Work out how many lines in the entries below include the word "الضابط". Give nothing but the number.

- - -

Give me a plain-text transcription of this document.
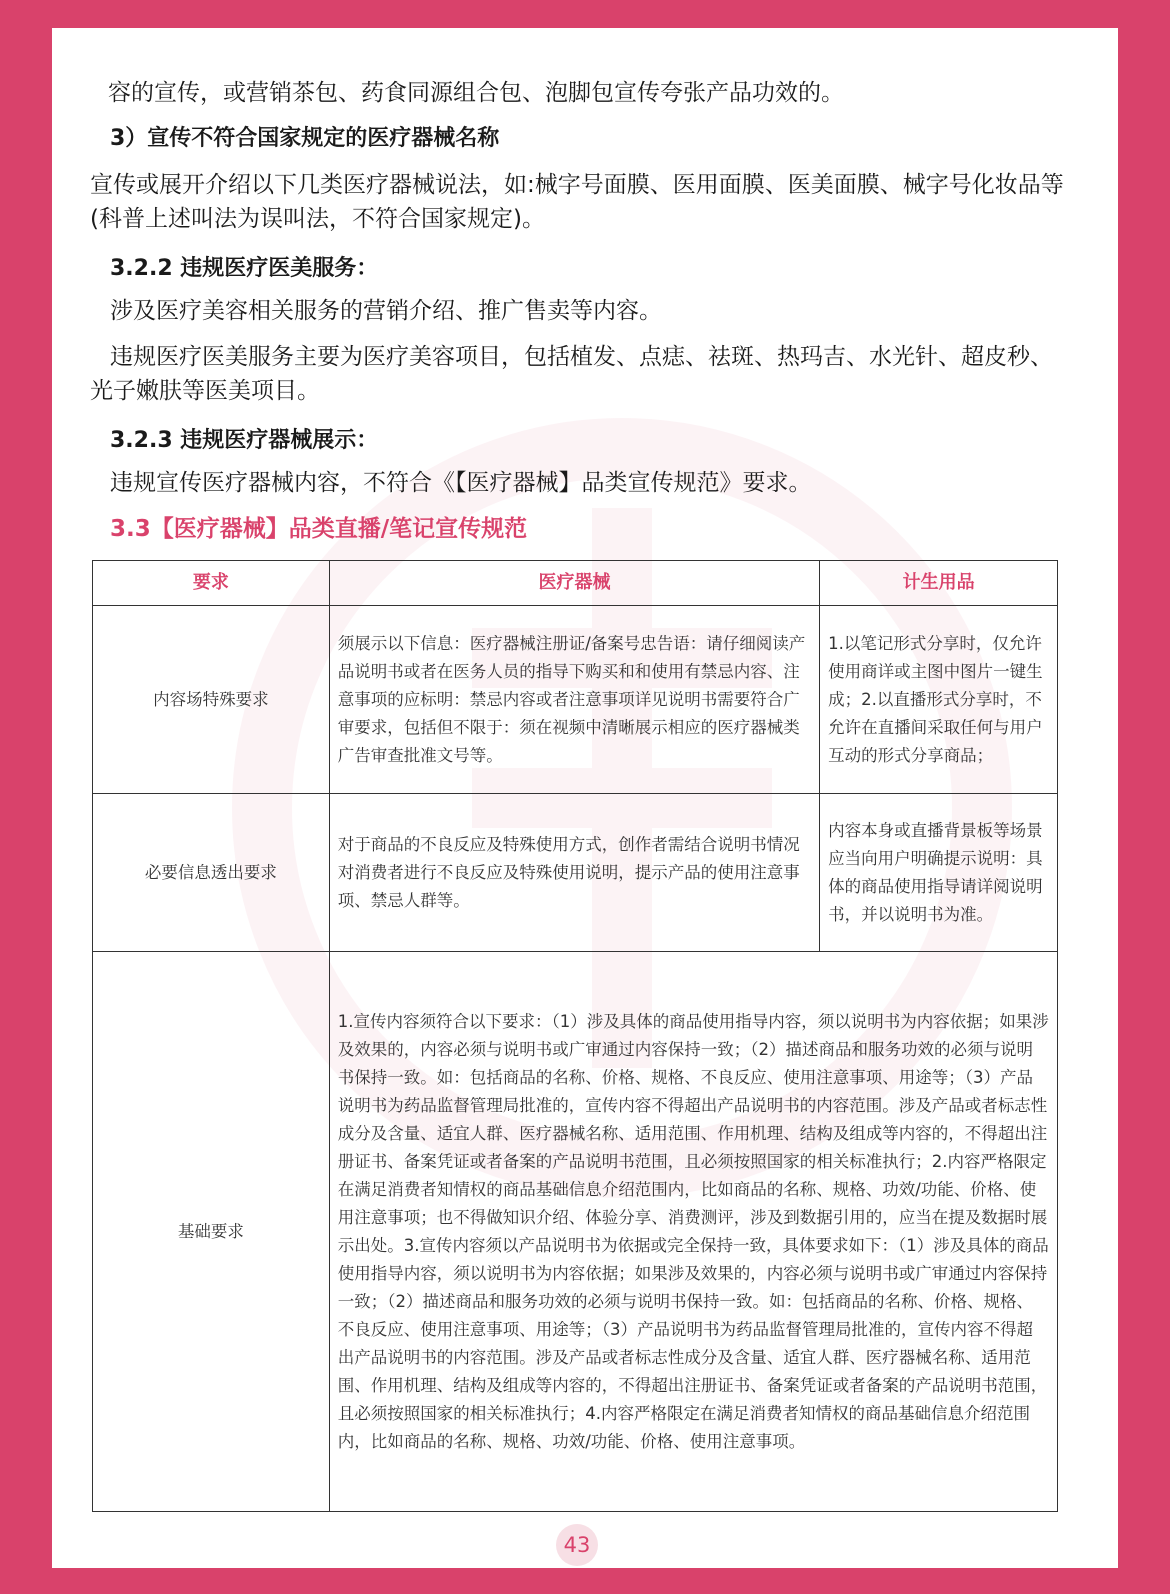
容的宣传，或营销茶包、药食同源组合包、泡脚包宣传夸张产品功效的。

3）宣传不符合国家规定的医疗器械名称

宣传或展开介绍以下几类医疗器械说法，如:械字号面膜、医用面膜、医美面膜、械字号化妆品等(科普上述叫法为误叫法，不符合国家规定)。

3.2.2 违规医疗医美服务：

涉及医疗美容相关服务的营销介绍、推广售卖等内容。

违规医疗医美服务主要为医疗美容项目，包括植发、点痣、祛斑、热玛吉、水光针、超皮秒、光子嫩肤等医美项目。

3.2.3 违规医疗器械展示：

违规宣传医疗器械内容，不符合《【医疗器械】品类宣传规范》要求。

3.3【医疗器械】品类直播/笔记宣传规范

要求	医疗器械	计生用品
内容场特殊要求	须展示以下信息：医疗器械注册证/备案号忠告语：请仔细阅读产品说明书或者在医务人员的指导下购买和和使用有禁忌内容、注意事项的应标明：禁忌内容或者注意事项详见说明书需要符合广审要求，包括但不限于：须在视频中清晰展示相应的医疗器械类广告审查批准文号等。	1.以笔记形式分享时，仅允许使用商详或主图中图片一键生成；2.以直播形式分享时，不允许在直播间采取任何与用户互动的形式分享商品；
必要信息透出要求	对于商品的不良反应及特殊使用方式，创作者需结合说明书情况对消费者进行不良反应及特殊使用说明，提示产品的使用注意事项、禁忌人群等。	内容本身或直播背景板等场景应当向用户明确提示说明：具体的商品使用指导请详阅说明书，并以说明书为准。
基础要求	1.宣传内容须符合以下要求：（1）涉及具体的商品使用指导内容，须以说明书为内容依据；如果涉及效果的，内容必须与说明书或广审通过内容保持一致；（2）描述商品和服务功效的必须与说明书保持一致。如：包括商品的名称、价格、规格、不良反应、使用注意事项、用途等；（3）产品说明书为药品监督管理局批准的，宣传内容不得超出产品说明书的内容范围。涉及产品或者标志性成分及含量、适宜人群、医疗器械名称、适用范围、作用机理、结构及组成等内容的，不得超出注册证书、备案凭证或者备案的产品说明书范围，且必须按照国家的相关标准执行；2.内容严格限定在满足消费者知情权的商品基础信息介绍范围内，比如商品的名称、规格、功效/功能、价格、使用注意事项；也不得做知识介绍、体验分享、消费测评，涉及到数据引用的，应当在提及数据时展示出处。3.宣传内容须以产品说明书为依据或完全保持一致，具体要求如下：（1）涉及具体的商品使用指导内容，须以说明书为内容依据；如果涉及效果的，内容必须与说明书或广审通过内容保持一致；（2）描述商品和服务功效的必须与说明书保持一致。如：包括商品的名称、价格、规格、不良反应、使用注意事项、用途等；（3）产品说明书为药品监督管理局批准的，宣传内容不得超出产品说明书的内容范围。涉及产品或者标志性成分及含量、适宜人群、医疗器械名称、适用范围、作用机理、结构及组成等内容的，不得超出注册证书、备案凭证或者备案的产品说明书范围，且必须按照国家的相关标准执行；4.内容严格限定在满足消费者知情权的商品基础信息介绍范围内，比如商品的名称、规格、功效/功能、价格、使用注意事项。	
43
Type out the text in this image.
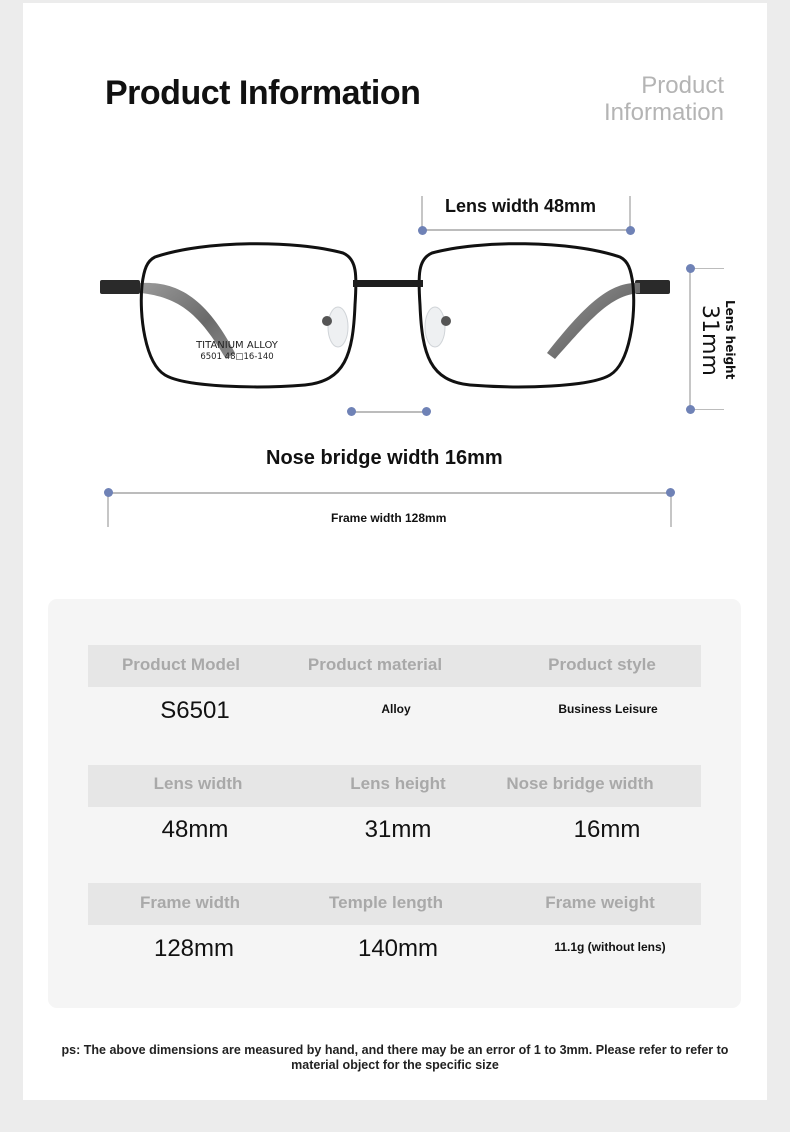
Product Information	Product
Information
TITANIUM ALLOY
6501 48□16-140
Lens width 48mm
Lens height
31mm
Nose bridge width 16mm
Frame width 128mm
Product Model	Product material	Product style
S6501	Alloy	Business Leisure
Lens width	Lens height	Nose bridge width
48mm	31mm	16mm
Frame width	Temple length	Frame weight
128mm	140mm	11.1g (without lens)
ps: The above dimensions are measured by hand, and there may be an error of 1 to 3mm. Please refer to refer to material object for the specific size
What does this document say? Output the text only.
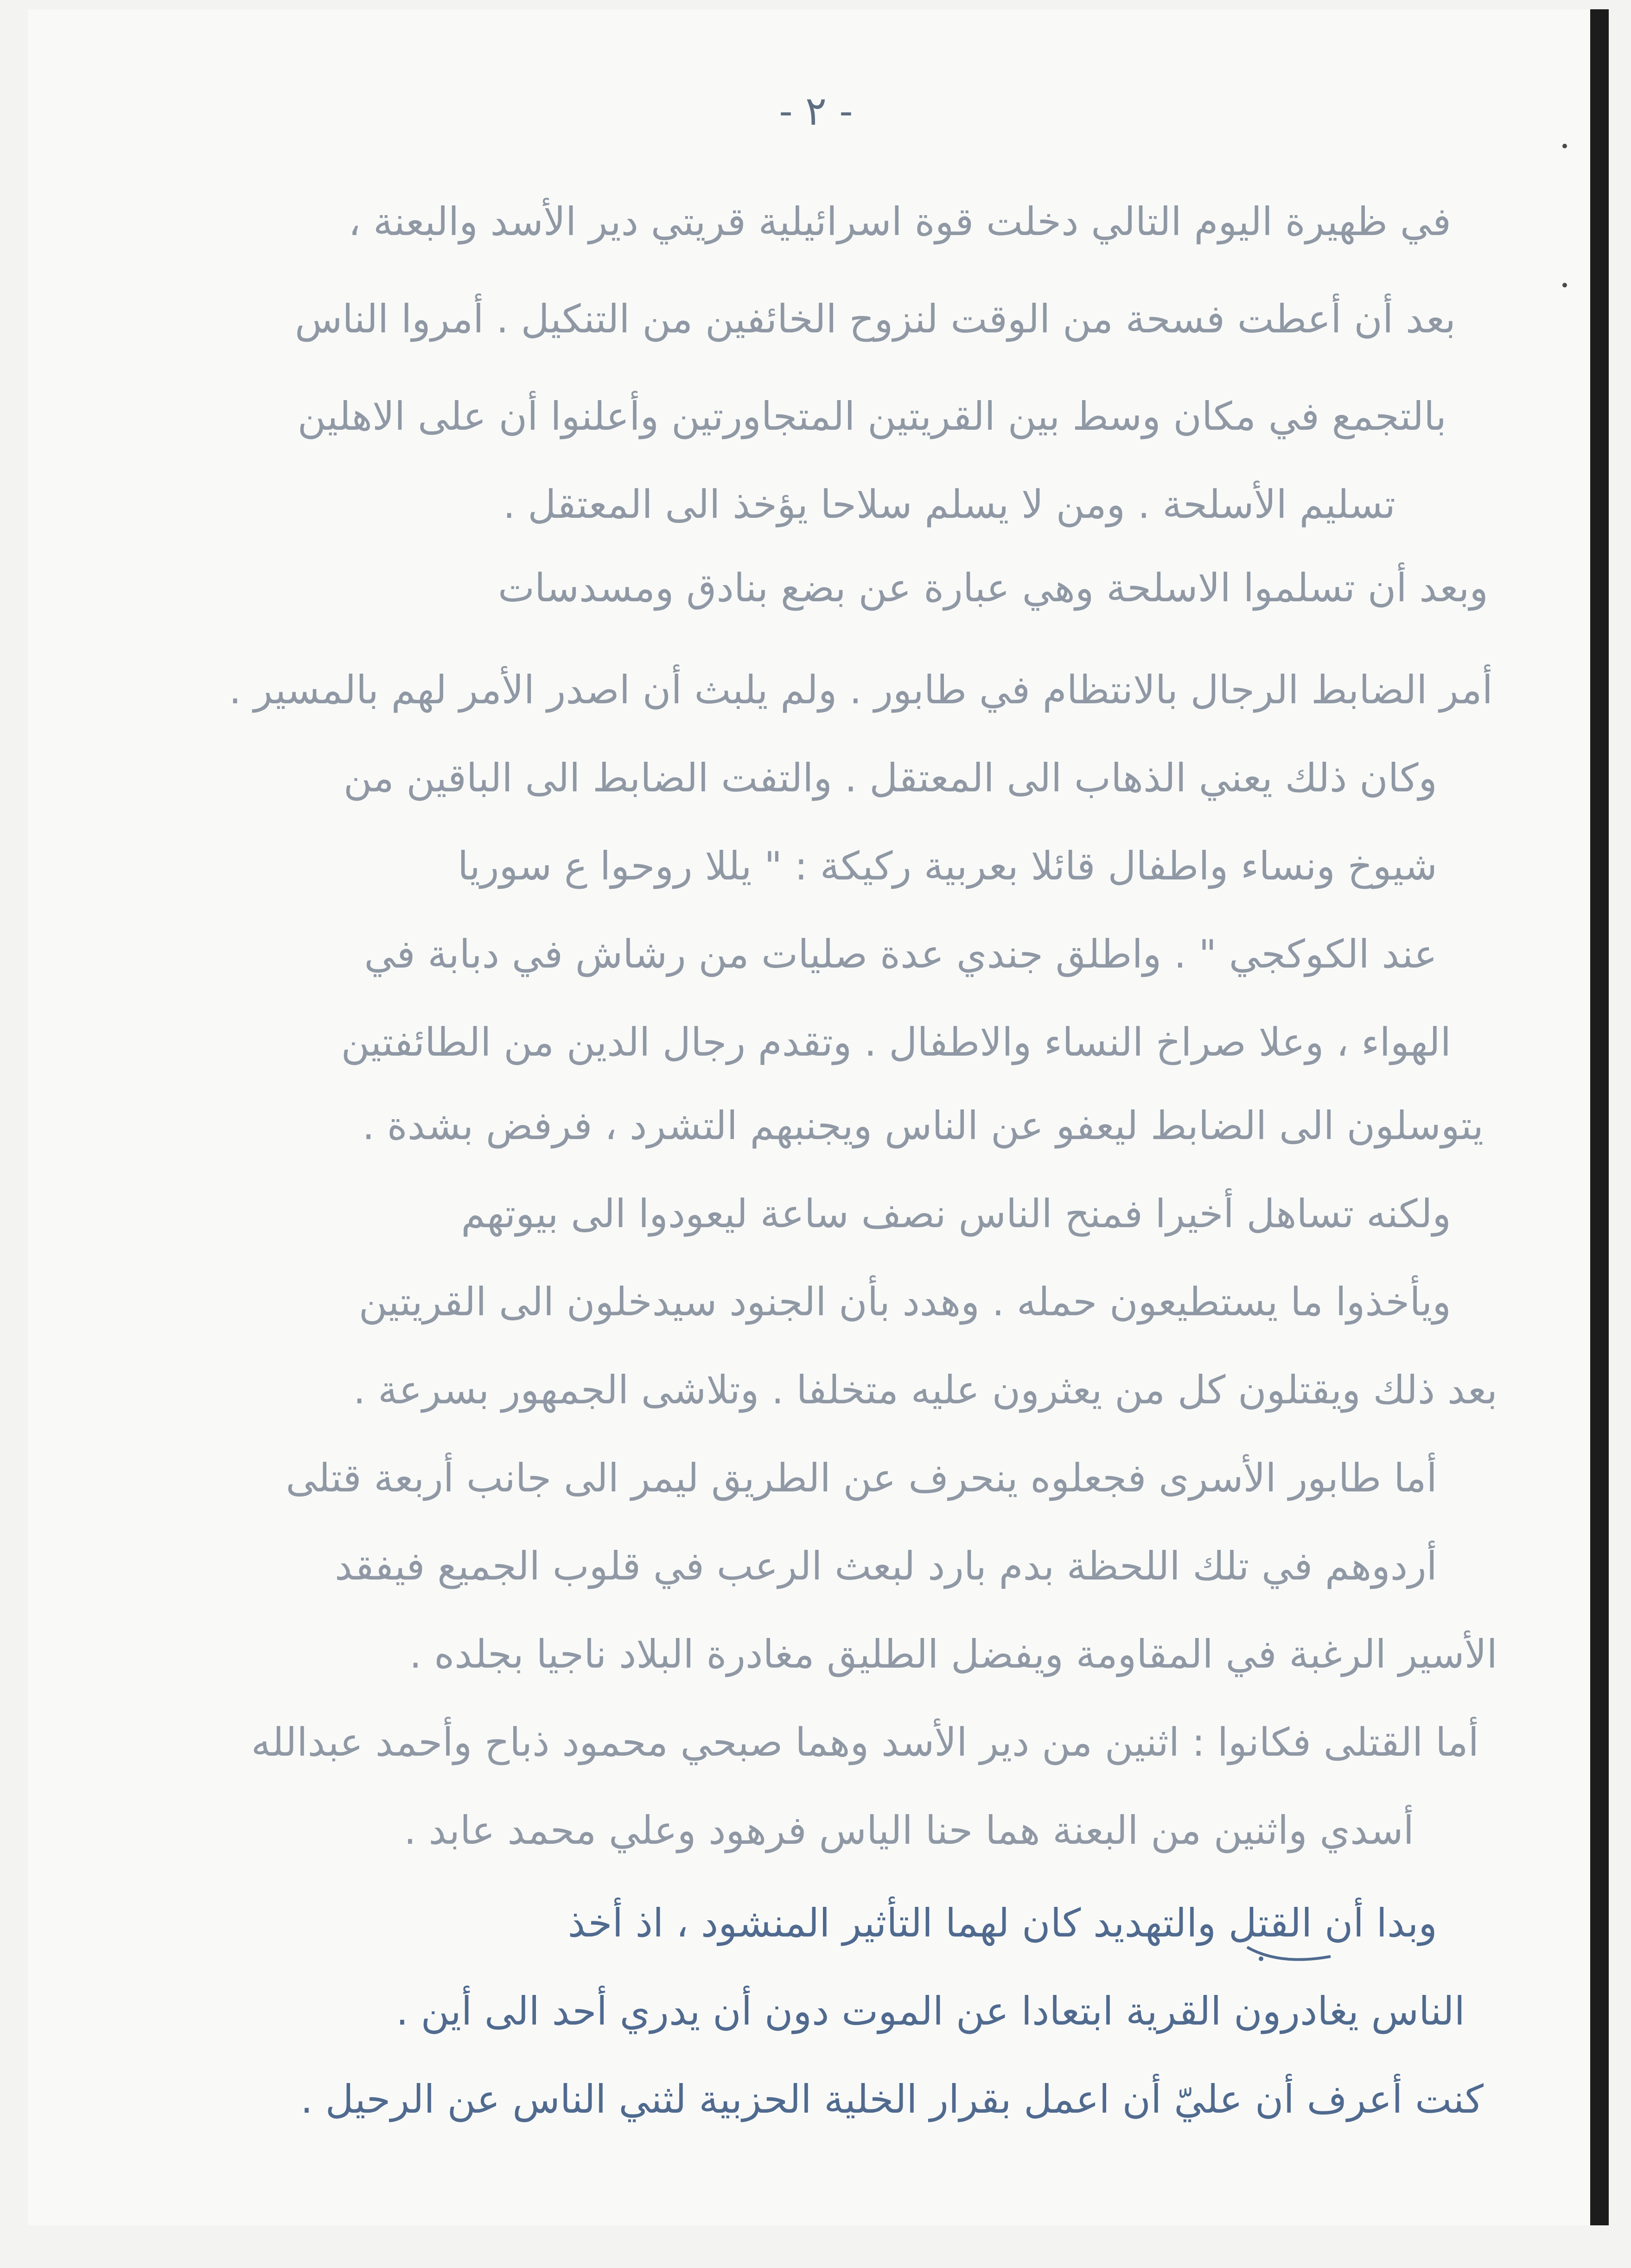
- ٢ -
في ظهيرة اليوم التالي دخلت قوة اسرائيلية قريتي دير الأسد والبعنة ،
بعد أن أعطت فسحة من الوقت لنزوح الخائفين من التنكيل . أمروا الناس
بالتجمع في مكان وسط بين القريتين المتجاورتين وأعلنوا أن على الاهلين
تسليم الأسلحة . ومن لا يسلم سلاحا يؤخذ الى المعتقل .
وبعد أن تسلموا الاسلحة وهي عبارة عن بضع بنادق ومسدسات
أمر الضابط الرجال بالانتظام في طابور . ولم يلبث أن اصدر الأمر لهم بالمسير .
وكان ذلك يعني الذهاب الى المعتقل . والتفت الضابط الى الباقين من
شيوخ ونساء واطفال قائلا بعربية ركيكة : " يللا روحوا ع سوريا
عند الكوكجي " . واطلق جندي عدة صليات من رشاش في دبابة في
الهواء ، وعلا صراخ النساء والاطفال . وتقدم رجال الدين من الطائفتين
يتوسلون الى الضابط ليعفو عن الناس ويجنبهم التشرد ، فرفض بشدة .
ولكنه تساهل أخيرا فمنح الناس نصف ساعة ليعودوا الى بيوتهم
ويأخذوا ما يستطيعون حمله . وهدد بأن الجنود سيدخلون الى القريتين
بعد ذلك ويقتلون كل من يعثرون عليه متخلفا . وتلاشى الجمهور بسرعة .
أما طابور الأسرى فجعلوه ينحرف عن الطريق ليمر الى جانب أربعة قتلى
أردوهم في تلك اللحظة بدم بارد لبعث الرعب في قلوب الجميع فيفقد
الأسير الرغبة في المقاومة ويفضل الطليق مغادرة البلاد ناجيا بجلده .
أما القتلى فكانوا : اثنين من دير الأسد وهما صبحي محمود ذباح وأحمد عبدالله
أسدي واثنين من البعنة هما حنا الياس فرهود وعلي محمد عابد .
وبدا أن القتل والتهديد كان لهما التأثير المنشود ، اذ أخذ
الناس يغادرون القرية ابتعادا عن الموت دون أن يدري أحد الى أين .
كنت أعرف أن عليّ أن اعمل بقرار الخلية الحزبية لثني الناس عن الرحيل .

- - -

EXPECTED OUTPUT:
3